■ Instructions to follow
Write out the records below once more, exactly as they stand.

[Stored data]
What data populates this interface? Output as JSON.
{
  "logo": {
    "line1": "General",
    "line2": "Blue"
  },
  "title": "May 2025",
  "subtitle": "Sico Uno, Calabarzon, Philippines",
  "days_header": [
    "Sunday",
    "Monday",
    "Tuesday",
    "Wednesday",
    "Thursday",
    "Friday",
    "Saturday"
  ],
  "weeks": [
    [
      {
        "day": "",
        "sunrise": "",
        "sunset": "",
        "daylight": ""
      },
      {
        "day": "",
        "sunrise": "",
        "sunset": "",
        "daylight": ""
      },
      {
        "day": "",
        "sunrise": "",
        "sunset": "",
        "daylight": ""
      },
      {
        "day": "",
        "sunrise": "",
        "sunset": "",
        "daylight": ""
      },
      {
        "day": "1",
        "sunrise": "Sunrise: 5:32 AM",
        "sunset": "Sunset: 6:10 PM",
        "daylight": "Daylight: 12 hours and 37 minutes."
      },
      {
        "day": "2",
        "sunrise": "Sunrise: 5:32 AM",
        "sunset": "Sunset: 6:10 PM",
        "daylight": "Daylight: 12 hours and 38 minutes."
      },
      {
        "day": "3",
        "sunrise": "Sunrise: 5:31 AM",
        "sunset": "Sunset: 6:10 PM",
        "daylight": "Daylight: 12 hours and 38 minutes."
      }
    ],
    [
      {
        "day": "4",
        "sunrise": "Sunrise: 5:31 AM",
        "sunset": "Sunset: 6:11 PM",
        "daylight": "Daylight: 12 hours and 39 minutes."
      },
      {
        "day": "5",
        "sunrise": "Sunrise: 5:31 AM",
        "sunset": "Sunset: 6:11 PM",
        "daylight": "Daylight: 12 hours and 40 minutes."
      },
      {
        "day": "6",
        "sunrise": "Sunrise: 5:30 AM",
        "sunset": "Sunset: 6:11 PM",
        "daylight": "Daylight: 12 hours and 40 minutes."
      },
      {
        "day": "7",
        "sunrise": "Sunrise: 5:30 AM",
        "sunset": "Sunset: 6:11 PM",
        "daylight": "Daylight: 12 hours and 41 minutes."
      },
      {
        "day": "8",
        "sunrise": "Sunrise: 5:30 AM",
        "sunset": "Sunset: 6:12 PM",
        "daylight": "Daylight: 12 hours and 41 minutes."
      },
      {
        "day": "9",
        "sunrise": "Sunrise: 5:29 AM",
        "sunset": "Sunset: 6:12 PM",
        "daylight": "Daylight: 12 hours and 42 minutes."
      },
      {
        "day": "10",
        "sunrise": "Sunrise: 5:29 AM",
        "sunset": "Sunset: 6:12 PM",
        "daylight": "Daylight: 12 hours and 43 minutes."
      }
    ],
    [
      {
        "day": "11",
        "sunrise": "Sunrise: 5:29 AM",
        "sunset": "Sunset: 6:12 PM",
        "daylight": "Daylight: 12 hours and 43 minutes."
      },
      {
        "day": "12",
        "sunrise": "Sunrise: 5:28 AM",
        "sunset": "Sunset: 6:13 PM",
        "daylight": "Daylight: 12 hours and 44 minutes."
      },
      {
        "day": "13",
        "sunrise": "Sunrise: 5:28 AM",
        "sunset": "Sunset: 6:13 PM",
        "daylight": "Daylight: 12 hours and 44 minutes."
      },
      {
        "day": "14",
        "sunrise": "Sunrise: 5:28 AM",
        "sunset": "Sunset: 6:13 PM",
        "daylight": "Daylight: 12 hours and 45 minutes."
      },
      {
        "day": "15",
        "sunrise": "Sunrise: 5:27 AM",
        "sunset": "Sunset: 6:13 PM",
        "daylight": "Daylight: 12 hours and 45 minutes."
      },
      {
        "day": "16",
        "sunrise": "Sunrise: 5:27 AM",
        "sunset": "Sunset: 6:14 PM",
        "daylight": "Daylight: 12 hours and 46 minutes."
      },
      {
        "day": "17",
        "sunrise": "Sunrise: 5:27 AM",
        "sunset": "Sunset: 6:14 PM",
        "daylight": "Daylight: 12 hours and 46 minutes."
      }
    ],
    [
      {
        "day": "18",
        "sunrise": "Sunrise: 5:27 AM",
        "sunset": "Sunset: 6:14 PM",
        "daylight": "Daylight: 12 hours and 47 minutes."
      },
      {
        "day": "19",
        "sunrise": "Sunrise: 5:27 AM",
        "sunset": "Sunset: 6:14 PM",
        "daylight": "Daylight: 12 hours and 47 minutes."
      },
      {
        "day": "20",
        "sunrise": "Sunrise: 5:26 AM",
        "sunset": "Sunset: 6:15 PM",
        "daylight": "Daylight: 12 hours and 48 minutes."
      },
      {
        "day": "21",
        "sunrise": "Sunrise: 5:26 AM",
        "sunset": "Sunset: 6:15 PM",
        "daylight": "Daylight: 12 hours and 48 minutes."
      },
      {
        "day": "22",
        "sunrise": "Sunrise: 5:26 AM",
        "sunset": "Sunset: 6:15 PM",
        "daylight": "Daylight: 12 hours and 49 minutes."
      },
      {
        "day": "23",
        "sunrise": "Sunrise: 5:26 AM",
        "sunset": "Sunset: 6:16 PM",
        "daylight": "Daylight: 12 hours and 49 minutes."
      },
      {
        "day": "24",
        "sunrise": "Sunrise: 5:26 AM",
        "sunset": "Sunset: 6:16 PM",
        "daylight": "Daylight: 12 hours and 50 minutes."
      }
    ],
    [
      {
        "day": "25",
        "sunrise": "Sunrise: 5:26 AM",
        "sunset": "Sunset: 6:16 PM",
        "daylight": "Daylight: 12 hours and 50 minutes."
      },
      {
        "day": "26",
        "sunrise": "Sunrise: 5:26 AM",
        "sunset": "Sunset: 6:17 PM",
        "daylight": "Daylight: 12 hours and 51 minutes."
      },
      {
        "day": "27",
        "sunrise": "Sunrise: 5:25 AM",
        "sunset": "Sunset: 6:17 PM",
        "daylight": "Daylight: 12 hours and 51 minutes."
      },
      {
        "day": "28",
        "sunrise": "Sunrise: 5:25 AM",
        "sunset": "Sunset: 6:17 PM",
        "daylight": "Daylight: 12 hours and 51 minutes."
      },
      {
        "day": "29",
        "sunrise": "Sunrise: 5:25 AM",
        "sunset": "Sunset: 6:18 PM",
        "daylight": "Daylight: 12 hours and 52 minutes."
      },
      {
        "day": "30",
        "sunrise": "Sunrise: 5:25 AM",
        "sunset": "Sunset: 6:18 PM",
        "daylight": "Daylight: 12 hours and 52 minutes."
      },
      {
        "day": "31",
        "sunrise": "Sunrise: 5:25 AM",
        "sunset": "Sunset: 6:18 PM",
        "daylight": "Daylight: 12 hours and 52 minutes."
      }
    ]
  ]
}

■ Solution to the problem
What data populates this interface? Output as JSON.
{
  "logo": {
    "line1": "General",
    "line2": "Blue"
  },
  "title": "May 2025",
  "subtitle": "Sico Uno, Calabarzon, Philippines",
  "days_header": [
    "Sunday",
    "Monday",
    "Tuesday",
    "Wednesday",
    "Thursday",
    "Friday",
    "Saturday"
  ],
  "weeks": [
    [
      {
        "day": "",
        "sunrise": "",
        "sunset": "",
        "daylight": ""
      },
      {
        "day": "",
        "sunrise": "",
        "sunset": "",
        "daylight": ""
      },
      {
        "day": "",
        "sunrise": "",
        "sunset": "",
        "daylight": ""
      },
      {
        "day": "",
        "sunrise": "",
        "sunset": "",
        "daylight": ""
      },
      {
        "day": "1",
        "sunrise": "Sunrise: 5:32 AM",
        "sunset": "Sunset: 6:10 PM",
        "daylight": "Daylight: 12 hours and 37 minutes."
      },
      {
        "day": "2",
        "sunrise": "Sunrise: 5:32 AM",
        "sunset": "Sunset: 6:10 PM",
        "daylight": "Daylight: 12 hours and 38 minutes."
      },
      {
        "day": "3",
        "sunrise": "Sunrise: 5:31 AM",
        "sunset": "Sunset: 6:10 PM",
        "daylight": "Daylight: 12 hours and 38 minutes."
      }
    ],
    [
      {
        "day": "4",
        "sunrise": "Sunrise: 5:31 AM",
        "sunset": "Sunset: 6:11 PM",
        "daylight": "Daylight: 12 hours and 39 minutes."
      },
      {
        "day": "5",
        "sunrise": "Sunrise: 5:31 AM",
        "sunset": "Sunset: 6:11 PM",
        "daylight": "Daylight: 12 hours and 40 minutes."
      },
      {
        "day": "6",
        "sunrise": "Sunrise: 5:30 AM",
        "sunset": "Sunset: 6:11 PM",
        "daylight": "Daylight: 12 hours and 40 minutes."
      },
      {
        "day": "7",
        "sunrise": "Sunrise: 5:30 AM",
        "sunset": "Sunset: 6:11 PM",
        "daylight": "Daylight: 12 hours and 41 minutes."
      },
      {
        "day": "8",
        "sunrise": "Sunrise: 5:30 AM",
        "sunset": "Sunset: 6:12 PM",
        "daylight": "Daylight: 12 hours and 41 minutes."
      },
      {
        "day": "9",
        "sunrise": "Sunrise: 5:29 AM",
        "sunset": "Sunset: 6:12 PM",
        "daylight": "Daylight: 12 hours and 42 minutes."
      },
      {
        "day": "10",
        "sunrise": "Sunrise: 5:29 AM",
        "sunset": "Sunset: 6:12 PM",
        "daylight": "Daylight: 12 hours and 43 minutes."
      }
    ],
    [
      {
        "day": "11",
        "sunrise": "Sunrise: 5:29 AM",
        "sunset": "Sunset: 6:12 PM",
        "daylight": "Daylight: 12 hours and 43 minutes."
      },
      {
        "day": "12",
        "sunrise": "Sunrise: 5:28 AM",
        "sunset": "Sunset: 6:13 PM",
        "daylight": "Daylight: 12 hours and 44 minutes."
      },
      {
        "day": "13",
        "sunrise": "Sunrise: 5:28 AM",
        "sunset": "Sunset: 6:13 PM",
        "daylight": "Daylight: 12 hours and 44 minutes."
      },
      {
        "day": "14",
        "sunrise": "Sunrise: 5:28 AM",
        "sunset": "Sunset: 6:13 PM",
        "daylight": "Daylight: 12 hours and 45 minutes."
      },
      {
        "day": "15",
        "sunrise": "Sunrise: 5:27 AM",
        "sunset": "Sunset: 6:13 PM",
        "daylight": "Daylight: 12 hours and 45 minutes."
      },
      {
        "day": "16",
        "sunrise": "Sunrise: 5:27 AM",
        "sunset": "Sunset: 6:14 PM",
        "daylight": "Daylight: 12 hours and 46 minutes."
      },
      {
        "day": "17",
        "sunrise": "Sunrise: 5:27 AM",
        "sunset": "Sunset: 6:14 PM",
        "daylight": "Daylight: 12 hours and 46 minutes."
      }
    ],
    [
      {
        "day": "18",
        "sunrise": "Sunrise: 5:27 AM",
        "sunset": "Sunset: 6:14 PM",
        "daylight": "Daylight: 12 hours and 47 minutes."
      },
      {
        "day": "19",
        "sunrise": "Sunrise: 5:27 AM",
        "sunset": "Sunset: 6:14 PM",
        "daylight": "Daylight: 12 hours and 47 minutes."
      },
      {
        "day": "20",
        "sunrise": "Sunrise: 5:26 AM",
        "sunset": "Sunset: 6:15 PM",
        "daylight": "Daylight: 12 hours and 48 minutes."
      },
      {
        "day": "21",
        "sunrise": "Sunrise: 5:26 AM",
        "sunset": "Sunset: 6:15 PM",
        "daylight": "Daylight: 12 hours and 48 minutes."
      },
      {
        "day": "22",
        "sunrise": "Sunrise: 5:26 AM",
        "sunset": "Sunset: 6:15 PM",
        "daylight": "Daylight: 12 hours and 49 minutes."
      },
      {
        "day": "23",
        "sunrise": "Sunrise: 5:26 AM",
        "sunset": "Sunset: 6:16 PM",
        "daylight": "Daylight: 12 hours and 49 minutes."
      },
      {
        "day": "24",
        "sunrise": "Sunrise: 5:26 AM",
        "sunset": "Sunset: 6:16 PM",
        "daylight": "Daylight: 12 hours and 50 minutes."
      }
    ],
    [
      {
        "day": "25",
        "sunrise": "Sunrise: 5:26 AM",
        "sunset": "Sunset: 6:16 PM",
        "daylight": "Daylight: 12 hours and 50 minutes."
      },
      {
        "day": "26",
        "sunrise": "Sunrise: 5:26 AM",
        "sunset": "Sunset: 6:17 PM",
        "daylight": "Daylight: 12 hours and 51 minutes."
      },
      {
        "day": "27",
        "sunrise": "Sunrise: 5:25 AM",
        "sunset": "Sunset: 6:17 PM",
        "daylight": "Daylight: 12 hours and 51 minutes."
      },
      {
        "day": "28",
        "sunrise": "Sunrise: 5:25 AM",
        "sunset": "Sunset: 6:17 PM",
        "daylight": "Daylight: 12 hours and 51 minutes."
      },
      {
        "day": "29",
        "sunrise": "Sunrise: 5:25 AM",
        "sunset": "Sunset: 6:18 PM",
        "daylight": "Daylight: 12 hours and 52 minutes."
      },
      {
        "day": "30",
        "sunrise": "Sunrise: 5:25 AM",
        "sunset": "Sunset: 6:18 PM",
        "daylight": "Daylight: 12 hours and 52 minutes."
      },
      {
        "day": "31",
        "sunrise": "Sunrise: 5:25 AM",
        "sunset": "Sunset: 6:18 PM",
        "daylight": "Daylight: 12 hours and 52 minutes."
      }
    ]
  ]
}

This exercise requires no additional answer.